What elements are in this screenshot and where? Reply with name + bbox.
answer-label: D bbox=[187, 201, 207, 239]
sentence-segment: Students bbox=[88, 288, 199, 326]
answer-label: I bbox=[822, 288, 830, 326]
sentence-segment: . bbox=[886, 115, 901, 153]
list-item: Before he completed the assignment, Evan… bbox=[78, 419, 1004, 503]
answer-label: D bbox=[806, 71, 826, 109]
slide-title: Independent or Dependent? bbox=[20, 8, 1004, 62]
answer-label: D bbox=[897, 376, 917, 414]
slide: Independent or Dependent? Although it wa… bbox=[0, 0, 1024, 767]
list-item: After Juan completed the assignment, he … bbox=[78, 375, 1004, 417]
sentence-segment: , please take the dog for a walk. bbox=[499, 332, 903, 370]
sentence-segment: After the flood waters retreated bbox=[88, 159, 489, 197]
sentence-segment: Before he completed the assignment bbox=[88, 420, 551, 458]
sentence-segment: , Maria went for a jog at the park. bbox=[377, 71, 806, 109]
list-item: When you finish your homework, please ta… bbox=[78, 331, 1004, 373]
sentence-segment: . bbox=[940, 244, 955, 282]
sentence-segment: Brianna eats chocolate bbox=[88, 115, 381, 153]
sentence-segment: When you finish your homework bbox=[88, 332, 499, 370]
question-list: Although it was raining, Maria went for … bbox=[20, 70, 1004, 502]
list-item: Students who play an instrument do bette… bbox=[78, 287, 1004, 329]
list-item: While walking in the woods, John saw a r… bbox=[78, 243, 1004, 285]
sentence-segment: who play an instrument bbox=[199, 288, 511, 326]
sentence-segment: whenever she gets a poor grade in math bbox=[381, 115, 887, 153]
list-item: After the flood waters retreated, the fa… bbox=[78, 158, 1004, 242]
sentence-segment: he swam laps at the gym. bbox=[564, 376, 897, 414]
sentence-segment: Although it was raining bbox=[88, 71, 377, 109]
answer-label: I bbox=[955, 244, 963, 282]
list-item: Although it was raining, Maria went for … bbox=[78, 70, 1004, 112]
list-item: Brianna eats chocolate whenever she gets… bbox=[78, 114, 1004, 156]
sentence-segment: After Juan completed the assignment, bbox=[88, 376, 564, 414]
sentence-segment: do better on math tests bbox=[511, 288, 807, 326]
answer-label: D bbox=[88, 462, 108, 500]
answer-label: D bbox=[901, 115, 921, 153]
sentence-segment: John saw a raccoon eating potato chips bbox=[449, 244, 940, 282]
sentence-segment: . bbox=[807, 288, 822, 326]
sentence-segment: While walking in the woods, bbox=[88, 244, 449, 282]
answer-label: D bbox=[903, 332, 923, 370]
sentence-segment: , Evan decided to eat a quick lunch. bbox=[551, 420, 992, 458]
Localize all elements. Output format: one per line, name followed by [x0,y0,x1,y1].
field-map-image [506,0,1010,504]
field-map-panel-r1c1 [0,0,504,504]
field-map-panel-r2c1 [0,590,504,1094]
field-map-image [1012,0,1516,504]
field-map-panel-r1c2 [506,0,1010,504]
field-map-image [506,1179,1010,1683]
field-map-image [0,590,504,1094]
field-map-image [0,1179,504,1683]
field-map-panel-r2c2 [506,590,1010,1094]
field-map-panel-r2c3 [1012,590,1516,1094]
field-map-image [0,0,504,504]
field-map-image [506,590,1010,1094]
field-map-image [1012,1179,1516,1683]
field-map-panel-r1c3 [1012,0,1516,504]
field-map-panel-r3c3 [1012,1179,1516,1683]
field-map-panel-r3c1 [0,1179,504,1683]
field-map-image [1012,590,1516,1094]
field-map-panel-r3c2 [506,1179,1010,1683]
= = = = = = =
▸ **EXERCISE DETAILS**:
Copy every line of the records above without changing anything.

▸ **SOLUTION FOR THIS PROBLEM**:
What elements are in this screenshot and where? Reply with name + bbox.
answer-label: D bbox=[187, 201, 207, 239]
sentence-segment: Students bbox=[88, 288, 199, 326]
answer-label: I bbox=[822, 288, 830, 326]
sentence-segment: . bbox=[886, 115, 901, 153]
list-item: Before he completed the assignment, Evan… bbox=[78, 419, 1004, 503]
answer-label: D bbox=[806, 71, 826, 109]
slide-title: Independent or Dependent? bbox=[20, 8, 1004, 62]
answer-label: D bbox=[897, 376, 917, 414]
slide: Independent or Dependent? Although it wa… bbox=[0, 0, 1024, 767]
list-item: After Juan completed the assignment, he … bbox=[78, 375, 1004, 417]
sentence-segment: , please take the dog for a walk. bbox=[499, 332, 903, 370]
sentence-segment: After the flood waters retreated bbox=[88, 159, 489, 197]
sentence-segment: Before he completed the assignment bbox=[88, 420, 551, 458]
sentence-segment: , Maria went for a jog at the park. bbox=[377, 71, 806, 109]
list-item: When you finish your homework, please ta… bbox=[78, 331, 1004, 373]
sentence-segment: . bbox=[940, 244, 955, 282]
sentence-segment: Brianna eats chocolate bbox=[88, 115, 381, 153]
sentence-segment: When you finish your homework bbox=[88, 332, 499, 370]
question-list: Although it was raining, Maria went for … bbox=[20, 70, 1004, 502]
list-item: Students who play an instrument do bette… bbox=[78, 287, 1004, 329]
list-item: While walking in the woods, John saw a r… bbox=[78, 243, 1004, 285]
sentence-segment: who play an instrument bbox=[199, 288, 511, 326]
sentence-segment: whenever she gets a poor grade in math bbox=[381, 115, 887, 153]
list-item: After the flood waters retreated, the fa… bbox=[78, 158, 1004, 242]
sentence-segment: he swam laps at the gym. bbox=[564, 376, 897, 414]
sentence-segment: Although it was raining bbox=[88, 71, 377, 109]
answer-label: I bbox=[955, 244, 963, 282]
list-item: Although it was raining, Maria went for … bbox=[78, 70, 1004, 112]
list-item: Brianna eats chocolate whenever she gets… bbox=[78, 114, 1004, 156]
sentence-segment: After Juan completed the assignment, bbox=[88, 376, 564, 414]
sentence-segment: do better on math tests bbox=[511, 288, 807, 326]
answer-label: D bbox=[88, 462, 108, 500]
answer-label: D bbox=[901, 115, 921, 153]
sentence-segment: John saw a raccoon eating potato chips bbox=[449, 244, 940, 282]
sentence-segment: . bbox=[807, 288, 822, 326]
sentence-segment: While walking in the woods, bbox=[88, 244, 449, 282]
answer-label: D bbox=[903, 332, 923, 370]
sentence-segment: , Evan decided to eat a quick lunch. bbox=[551, 420, 992, 458]
Localize all elements. Output format: one per line, name followed by [x0,y0,x1,y1].
field-map-image [506,0,1010,504]
field-map-panel-r1c1 [0,0,504,504]
field-map-panel-r2c1 [0,590,504,1094]
field-map-image [1012,0,1516,504]
field-map-panel-r1c2 [506,0,1010,504]
field-map-image [506,1179,1010,1683]
field-map-image [0,590,504,1094]
field-map-image [0,1179,504,1683]
field-map-panel-r2c2 [506,590,1010,1094]
field-map-panel-r2c3 [1012,590,1516,1094]
field-map-image [0,0,504,504]
field-map-image [506,590,1010,1094]
field-map-image [1012,1179,1516,1683]
field-map-panel-r1c3 [1012,0,1516,504]
field-map-panel-r3c3 [1012,1179,1516,1683]
field-map-panel-r3c1 [0,1179,504,1683]
field-map-image [1012,590,1516,1094]
field-map-panel-r3c2 [506,1179,1010,1683]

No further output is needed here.